(Stored data)
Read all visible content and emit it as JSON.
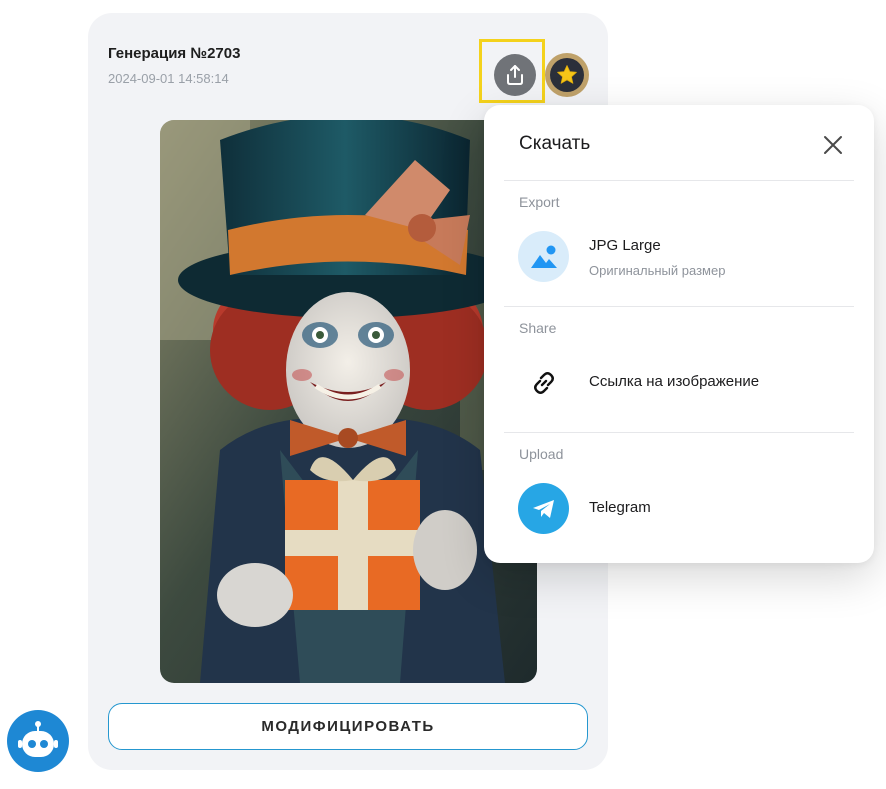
{
  "generation": {
    "title": "Генерация №2703",
    "date": "2024-09-01 14:58:14"
  },
  "actions": {
    "share_icon": "share-upload-icon",
    "favorite_icon": "star-icon",
    "modify_label": "МОДИФИЦИРОВАТЬ"
  },
  "artwork": {
    "description_icon": "generated-image"
  },
  "download_menu": {
    "title": "Скачать",
    "sections": [
      {
        "label": "Export",
        "option_title": "JPG Large",
        "option_subtitle": "Оригинальный размер",
        "icon": "image-icon"
      },
      {
        "label": "Share",
        "option_title": "Ссылка на изображение",
        "icon": "link-icon"
      },
      {
        "label": "Upload",
        "option_title": "Telegram",
        "icon": "telegram-icon"
      }
    ]
  },
  "colors": {
    "accent": "#2597cf",
    "highlight": "#f4d21c",
    "telegram": "#27a6e5",
    "bot": "#1e88d4"
  }
}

» **Problem statement**: Except for the pictures, print the data above exactly.

» **Worked solution**:
Read all visible content and emit it as JSON.
{
  "generation": {
    "title": "Генерация №2703",
    "date": "2024-09-01 14:58:14"
  },
  "actions": {
    "share_icon": "share-upload-icon",
    "favorite_icon": "star-icon",
    "modify_label": "МОДИФИЦИРОВАТЬ"
  },
  "artwork": {
    "description_icon": "generated-image"
  },
  "download_menu": {
    "title": "Скачать",
    "sections": [
      {
        "label": "Export",
        "option_title": "JPG Large",
        "option_subtitle": "Оригинальный размер",
        "icon": "image-icon"
      },
      {
        "label": "Share",
        "option_title": "Ссылка на изображение",
        "icon": "link-icon"
      },
      {
        "label": "Upload",
        "option_title": "Telegram",
        "icon": "telegram-icon"
      }
    ]
  },
  "colors": {
    "accent": "#2597cf",
    "highlight": "#f4d21c",
    "telegram": "#27a6e5",
    "bot": "#1e88d4"
  }
}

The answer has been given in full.